-- Start of Material supplied --

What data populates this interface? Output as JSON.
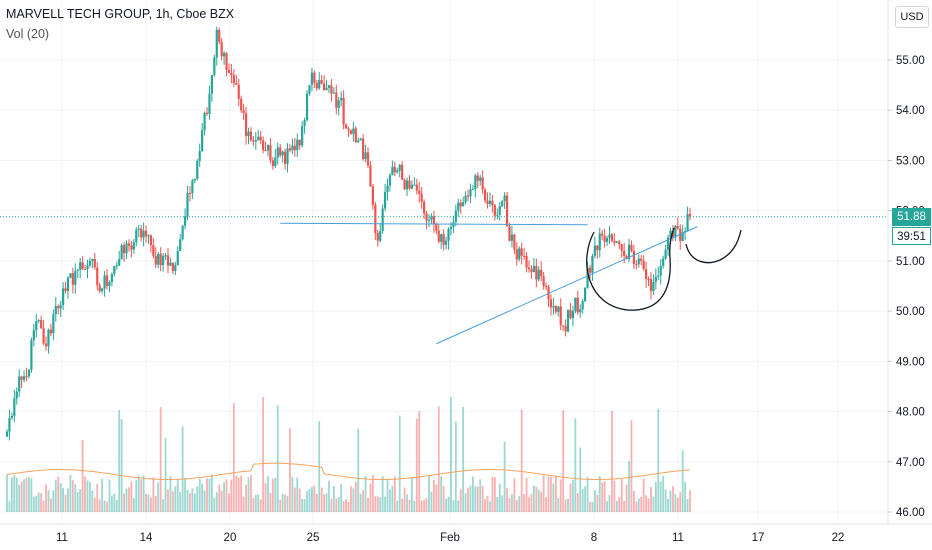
{
  "legend": {
    "symbol_line": "MARVELL TECH GROUP, 1h, Cboe BZX",
    "indicator_line": "Vol (20)"
  },
  "currency_button": "USD",
  "price_label": "51.88",
  "countdown_label": "39:51",
  "colors": {
    "up": "#26a69a",
    "down": "#ef5350",
    "volume_ma": "#f7a35c",
    "trendline": "#4a9fd8",
    "drawing": "#131722",
    "grid": "#f0f3fa"
  },
  "chart_data": {
    "type": "candlestick",
    "title": "MARVELL TECH GROUP, 1h, Cboe BZX",
    "x_tick_labels": [
      "11",
      "14",
      "20",
      "25",
      "Feb",
      "8",
      "11",
      "17",
      "22"
    ],
    "y_tick_labels": [
      "46.00",
      "47.00",
      "48.00",
      "49.00",
      "50.00",
      "51.00",
      "52.00",
      "53.00",
      "54.00",
      "55.00"
    ],
    "ylim": [
      45.9,
      56.2
    ],
    "last_price": 51.88,
    "grid": true,
    "legend_position": "top-left",
    "anchors": [
      [
        0,
        47.6
      ],
      [
        4,
        48.4
      ],
      [
        8,
        48.7
      ],
      [
        12,
        49.8
      ],
      [
        16,
        49.3
      ],
      [
        20,
        50.1
      ],
      [
        24,
        50.4
      ],
      [
        28,
        50.8
      ],
      [
        34,
        51.0
      ],
      [
        38,
        50.4
      ],
      [
        44,
        50.9
      ],
      [
        50,
        51.3
      ],
      [
        56,
        51.6
      ],
      [
        60,
        51.1
      ],
      [
        64,
        51.1
      ],
      [
        68,
        50.8
      ],
      [
        72,
        51.7
      ],
      [
        76,
        52.6
      ],
      [
        80,
        53.6
      ],
      [
        84,
        54.7
      ],
      [
        86,
        55.6
      ],
      [
        90,
        54.8
      ],
      [
        92,
        54.7
      ],
      [
        96,
        54.0
      ],
      [
        100,
        53.4
      ],
      [
        104,
        53.4
      ],
      [
        108,
        53.0
      ],
      [
        112,
        53.1
      ],
      [
        116,
        53.2
      ],
      [
        120,
        53.3
      ],
      [
        124,
        54.5
      ],
      [
        128,
        54.6
      ],
      [
        130,
        54.4
      ],
      [
        136,
        54.2
      ],
      [
        140,
        53.6
      ],
      [
        144,
        53.4
      ],
      [
        148,
        52.9
      ],
      [
        152,
        51.4
      ],
      [
        156,
        52.5
      ],
      [
        160,
        52.8
      ],
      [
        164,
        52.6
      ],
      [
        168,
        52.4
      ],
      [
        172,
        51.8
      ],
      [
        176,
        51.6
      ],
      [
        180,
        51.4
      ],
      [
        184,
        52.0
      ],
      [
        188,
        52.3
      ],
      [
        192,
        52.7
      ],
      [
        196,
        52.2
      ],
      [
        200,
        51.9
      ],
      [
        204,
        52.3
      ],
      [
        206,
        51.4
      ],
      [
        212,
        51.1
      ],
      [
        216,
        50.9
      ],
      [
        220,
        50.5
      ],
      [
        224,
        50.1
      ],
      [
        228,
        49.7
      ],
      [
        232,
        50.0
      ],
      [
        236,
        50.2
      ],
      [
        240,
        51.1
      ],
      [
        244,
        51.5
      ],
      [
        248,
        51.4
      ],
      [
        252,
        51.2
      ],
      [
        256,
        51.2
      ],
      [
        260,
        51.0
      ],
      [
        264,
        50.4
      ],
      [
        268,
        50.9
      ],
      [
        272,
        51.6
      ],
      [
        276,
        51.4
      ],
      [
        280,
        51.88
      ]
    ],
    "bar_count": 281,
    "volume_ma_level": 0.3,
    "trendlines": [
      {
        "name": "resistance",
        "x1": 112,
        "y1": 51.75,
        "x2": 238,
        "y2": 51.72
      },
      {
        "name": "support",
        "x1": 176,
        "y1": 49.35,
        "x2": 283,
        "y2": 51.68
      }
    ]
  }
}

-- End of Material supplied --

● Written exercise
From the data above, copy out every line with the string "TECH" in it.

● Response to this exercise
    "symbol_line": "MARVELL TECH GROUP, 1h, Cboe BZX",
    "title": "MARVELL TECH GROUP, 1h, Cboe BZX",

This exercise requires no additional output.